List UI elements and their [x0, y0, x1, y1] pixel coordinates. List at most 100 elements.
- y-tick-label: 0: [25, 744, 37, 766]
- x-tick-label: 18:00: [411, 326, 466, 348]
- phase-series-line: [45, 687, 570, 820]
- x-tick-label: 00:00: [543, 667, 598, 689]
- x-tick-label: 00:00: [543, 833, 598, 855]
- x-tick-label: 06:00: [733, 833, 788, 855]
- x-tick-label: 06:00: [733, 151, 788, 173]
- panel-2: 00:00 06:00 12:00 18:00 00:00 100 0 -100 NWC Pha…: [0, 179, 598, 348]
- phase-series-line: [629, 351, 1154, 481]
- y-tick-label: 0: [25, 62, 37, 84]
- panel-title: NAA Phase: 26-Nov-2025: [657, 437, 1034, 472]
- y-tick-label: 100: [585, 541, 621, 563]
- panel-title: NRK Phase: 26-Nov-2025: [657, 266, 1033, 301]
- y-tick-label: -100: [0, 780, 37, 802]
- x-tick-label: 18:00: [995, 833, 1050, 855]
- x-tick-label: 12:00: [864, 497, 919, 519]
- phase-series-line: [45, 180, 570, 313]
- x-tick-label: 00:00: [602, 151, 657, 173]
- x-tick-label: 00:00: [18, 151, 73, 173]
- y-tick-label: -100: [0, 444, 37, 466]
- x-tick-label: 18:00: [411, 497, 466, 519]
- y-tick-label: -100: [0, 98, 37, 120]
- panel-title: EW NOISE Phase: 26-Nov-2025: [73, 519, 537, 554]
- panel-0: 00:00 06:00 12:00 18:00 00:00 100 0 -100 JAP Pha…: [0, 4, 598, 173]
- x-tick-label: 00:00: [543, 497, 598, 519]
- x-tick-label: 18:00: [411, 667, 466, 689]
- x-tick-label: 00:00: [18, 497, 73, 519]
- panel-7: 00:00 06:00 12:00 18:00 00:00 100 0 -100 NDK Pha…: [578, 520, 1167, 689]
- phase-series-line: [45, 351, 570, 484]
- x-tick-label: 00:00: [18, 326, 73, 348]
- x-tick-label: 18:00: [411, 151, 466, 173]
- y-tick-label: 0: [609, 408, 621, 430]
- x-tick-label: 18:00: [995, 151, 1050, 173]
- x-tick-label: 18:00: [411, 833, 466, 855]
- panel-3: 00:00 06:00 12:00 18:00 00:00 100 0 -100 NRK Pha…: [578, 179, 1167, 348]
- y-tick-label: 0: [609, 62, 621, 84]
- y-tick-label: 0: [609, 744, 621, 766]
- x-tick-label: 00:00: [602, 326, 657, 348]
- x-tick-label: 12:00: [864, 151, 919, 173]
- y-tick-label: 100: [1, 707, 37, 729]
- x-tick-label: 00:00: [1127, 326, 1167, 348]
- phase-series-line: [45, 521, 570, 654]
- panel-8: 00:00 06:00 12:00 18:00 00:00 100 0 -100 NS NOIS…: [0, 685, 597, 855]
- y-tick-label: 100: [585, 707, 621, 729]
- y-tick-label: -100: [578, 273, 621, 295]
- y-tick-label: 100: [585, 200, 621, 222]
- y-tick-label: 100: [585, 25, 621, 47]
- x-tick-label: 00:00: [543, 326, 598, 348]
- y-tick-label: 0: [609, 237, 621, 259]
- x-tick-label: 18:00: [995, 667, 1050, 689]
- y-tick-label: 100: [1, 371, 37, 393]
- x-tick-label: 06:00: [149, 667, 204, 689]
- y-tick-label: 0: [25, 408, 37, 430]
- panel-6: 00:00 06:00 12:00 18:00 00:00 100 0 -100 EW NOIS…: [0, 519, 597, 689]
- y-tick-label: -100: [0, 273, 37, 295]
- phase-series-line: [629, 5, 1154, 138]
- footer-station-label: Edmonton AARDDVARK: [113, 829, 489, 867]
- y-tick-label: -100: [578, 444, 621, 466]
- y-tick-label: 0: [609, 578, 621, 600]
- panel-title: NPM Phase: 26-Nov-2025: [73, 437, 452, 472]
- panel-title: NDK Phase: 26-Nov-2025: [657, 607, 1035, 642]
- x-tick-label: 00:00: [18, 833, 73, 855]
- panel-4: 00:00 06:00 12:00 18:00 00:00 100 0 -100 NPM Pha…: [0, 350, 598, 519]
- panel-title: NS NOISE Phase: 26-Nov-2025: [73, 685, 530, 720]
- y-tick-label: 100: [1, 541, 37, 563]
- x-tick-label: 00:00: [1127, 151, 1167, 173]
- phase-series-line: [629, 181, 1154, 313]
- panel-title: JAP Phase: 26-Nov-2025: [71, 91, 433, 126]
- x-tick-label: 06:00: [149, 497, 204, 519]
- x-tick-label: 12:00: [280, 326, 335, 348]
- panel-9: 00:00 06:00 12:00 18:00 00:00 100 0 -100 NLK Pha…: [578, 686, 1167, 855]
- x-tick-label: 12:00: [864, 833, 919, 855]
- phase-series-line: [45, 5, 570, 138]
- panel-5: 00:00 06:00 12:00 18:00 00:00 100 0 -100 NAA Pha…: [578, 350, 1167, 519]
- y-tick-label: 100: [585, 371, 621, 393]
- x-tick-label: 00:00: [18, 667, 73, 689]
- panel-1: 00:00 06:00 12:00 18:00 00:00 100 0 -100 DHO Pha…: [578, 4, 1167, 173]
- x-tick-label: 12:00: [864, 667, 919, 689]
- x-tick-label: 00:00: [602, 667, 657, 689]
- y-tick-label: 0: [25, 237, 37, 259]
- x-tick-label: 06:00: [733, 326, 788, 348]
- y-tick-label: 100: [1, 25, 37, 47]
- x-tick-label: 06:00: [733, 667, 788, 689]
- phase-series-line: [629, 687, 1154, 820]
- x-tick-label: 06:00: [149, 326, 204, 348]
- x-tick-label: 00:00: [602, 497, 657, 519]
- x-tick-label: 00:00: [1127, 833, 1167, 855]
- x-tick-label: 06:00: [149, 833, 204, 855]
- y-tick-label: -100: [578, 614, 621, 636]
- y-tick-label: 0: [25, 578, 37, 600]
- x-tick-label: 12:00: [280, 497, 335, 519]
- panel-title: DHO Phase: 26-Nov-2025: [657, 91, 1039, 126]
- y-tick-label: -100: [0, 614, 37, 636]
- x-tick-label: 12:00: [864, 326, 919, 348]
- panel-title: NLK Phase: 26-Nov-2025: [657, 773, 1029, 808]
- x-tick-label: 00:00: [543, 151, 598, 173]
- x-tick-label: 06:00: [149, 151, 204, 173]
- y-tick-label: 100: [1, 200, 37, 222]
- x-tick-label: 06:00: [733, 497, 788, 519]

****************************************

- _Exercise instructions_: Reproduce every row above word for word, keeping the original order.

- _Output of the exercise_:
List UI elements and their [x0, y0, x1, y1] pixel coordinates. List at most 100 elements.
- y-tick-label: 0: [25, 744, 37, 766]
- x-tick-label: 18:00: [411, 326, 466, 348]
- phase-series-line: [45, 687, 570, 820]
- x-tick-label: 00:00: [543, 667, 598, 689]
- x-tick-label: 00:00: [543, 833, 598, 855]
- x-tick-label: 06:00: [733, 833, 788, 855]
- x-tick-label: 06:00: [733, 151, 788, 173]
- panel-2: 00:00 06:00 12:00 18:00 00:00 100 0 -100 NWC Pha…: [0, 179, 598, 348]
- phase-series-line: [629, 351, 1154, 481]
- y-tick-label: 0: [25, 62, 37, 84]
- panel-title: NAA Phase: 26-Nov-2025: [657, 437, 1034, 472]
- y-tick-label: 100: [585, 541, 621, 563]
- panel-title: NRK Phase: 26-Nov-2025: [657, 266, 1033, 301]
- y-tick-label: -100: [0, 780, 37, 802]
- x-tick-label: 18:00: [995, 833, 1050, 855]
- x-tick-label: 12:00: [864, 497, 919, 519]
- phase-series-line: [45, 180, 570, 313]
- x-tick-label: 00:00: [602, 151, 657, 173]
- x-tick-label: 00:00: [18, 151, 73, 173]
- y-tick-label: -100: [0, 444, 37, 466]
- x-tick-label: 18:00: [411, 497, 466, 519]
- y-tick-label: -100: [0, 98, 37, 120]
- panel-title: EW NOISE Phase: 26-Nov-2025: [73, 519, 537, 554]
- panel-0: 00:00 06:00 12:00 18:00 00:00 100 0 -100 JAP Pha…: [0, 4, 598, 173]
- x-tick-label: 00:00: [543, 497, 598, 519]
- x-tick-label: 18:00: [411, 667, 466, 689]
- x-tick-label: 00:00: [18, 497, 73, 519]
- panel-7: 00:00 06:00 12:00 18:00 00:00 100 0 -100 NDK Pha…: [578, 520, 1167, 689]
- phase-series-line: [45, 351, 570, 484]
- x-tick-label: 00:00: [18, 326, 73, 348]
- x-tick-label: 18:00: [411, 151, 466, 173]
- y-tick-label: 0: [609, 408, 621, 430]
- x-tick-label: 18:00: [995, 151, 1050, 173]
- x-tick-label: 18:00: [411, 833, 466, 855]
- panel-3: 00:00 06:00 12:00 18:00 00:00 100 0 -100 NRK Pha…: [578, 179, 1167, 348]
- y-tick-label: 0: [609, 62, 621, 84]
- y-tick-label: 0: [609, 744, 621, 766]
- x-tick-label: 00:00: [602, 326, 657, 348]
- x-tick-label: 12:00: [864, 151, 919, 173]
- y-tick-label: 100: [1, 707, 37, 729]
- x-tick-label: 00:00: [1127, 326, 1167, 348]
- phase-series-line: [45, 521, 570, 654]
- panel-8: 00:00 06:00 12:00 18:00 00:00 100 0 -100 NS NOIS…: [0, 685, 597, 855]
- y-tick-label: 100: [585, 707, 621, 729]
- y-tick-label: -100: [578, 273, 621, 295]
- y-tick-label: 100: [585, 200, 621, 222]
- y-tick-label: 100: [585, 25, 621, 47]
- x-tick-label: 00:00: [543, 326, 598, 348]
- y-tick-label: 0: [609, 237, 621, 259]
- x-tick-label: 18:00: [995, 667, 1050, 689]
- y-tick-label: 100: [1, 371, 37, 393]
- x-tick-label: 06:00: [149, 667, 204, 689]
- y-tick-label: 0: [25, 408, 37, 430]
- panel-6: 00:00 06:00 12:00 18:00 00:00 100 0 -100 EW NOIS…: [0, 519, 597, 689]
- y-tick-label: -100: [0, 273, 37, 295]
- phase-series-line: [629, 5, 1154, 138]
- footer-station-label: Edmonton AARDDVARK: [113, 829, 489, 867]
- y-tick-label: -100: [578, 444, 621, 466]
- y-tick-label: 0: [609, 578, 621, 600]
- panel-title: NPM Phase: 26-Nov-2025: [73, 437, 452, 472]
- panel-title: NDK Phase: 26-Nov-2025: [657, 607, 1035, 642]
- x-tick-label: 00:00: [18, 833, 73, 855]
- panel-4: 00:00 06:00 12:00 18:00 00:00 100 0 -100 NPM Pha…: [0, 350, 598, 519]
- panel-title: NS NOISE Phase: 26-Nov-2025: [73, 685, 530, 720]
- y-tick-label: 100: [1, 541, 37, 563]
- x-tick-label: 00:00: [1127, 151, 1167, 173]
- phase-series-line: [629, 181, 1154, 313]
- panel-title: JAP Phase: 26-Nov-2025: [71, 91, 433, 126]
- x-tick-label: 06:00: [149, 497, 204, 519]
- x-tick-label: 12:00: [280, 326, 335, 348]
- panel-9: 00:00 06:00 12:00 18:00 00:00 100 0 -100 NLK Pha…: [578, 686, 1167, 855]
- x-tick-label: 12:00: [864, 833, 919, 855]
- phase-series-line: [45, 5, 570, 138]
- panel-5: 00:00 06:00 12:00 18:00 00:00 100 0 -100 NAA Pha…: [578, 350, 1167, 519]
- y-tick-label: 100: [585, 371, 621, 393]
- x-tick-label: 00:00: [18, 667, 73, 689]
- panel-1: 00:00 06:00 12:00 18:00 00:00 100 0 -100 DHO Pha…: [578, 4, 1167, 173]
- x-tick-label: 12:00: [864, 667, 919, 689]
- x-tick-label: 00:00: [602, 667, 657, 689]
- y-tick-label: 0: [25, 237, 37, 259]
- x-tick-label: 06:00: [733, 326, 788, 348]
- y-tick-label: 100: [1, 25, 37, 47]
- x-tick-label: 06:00: [733, 667, 788, 689]
- phase-series-line: [629, 687, 1154, 820]
- x-tick-label: 06:00: [149, 326, 204, 348]
- x-tick-label: 00:00: [602, 497, 657, 519]
- x-tick-label: 00:00: [1127, 833, 1167, 855]
- x-tick-label: 06:00: [149, 833, 204, 855]
- y-tick-label: -100: [578, 614, 621, 636]
- y-tick-label: 0: [25, 578, 37, 600]
- x-tick-label: 12:00: [280, 497, 335, 519]
- panel-title: DHO Phase: 26-Nov-2025: [657, 91, 1039, 126]
- y-tick-label: -100: [0, 614, 37, 636]
- x-tick-label: 12:00: [864, 326, 919, 348]
- panel-title: NLK Phase: 26-Nov-2025: [657, 773, 1029, 808]
- x-tick-label: 00:00: [543, 151, 598, 173]
- x-tick-label: 06:00: [149, 151, 204, 173]
- y-tick-label: 100: [1, 200, 37, 222]
- x-tick-label: 06:00: [733, 497, 788, 519]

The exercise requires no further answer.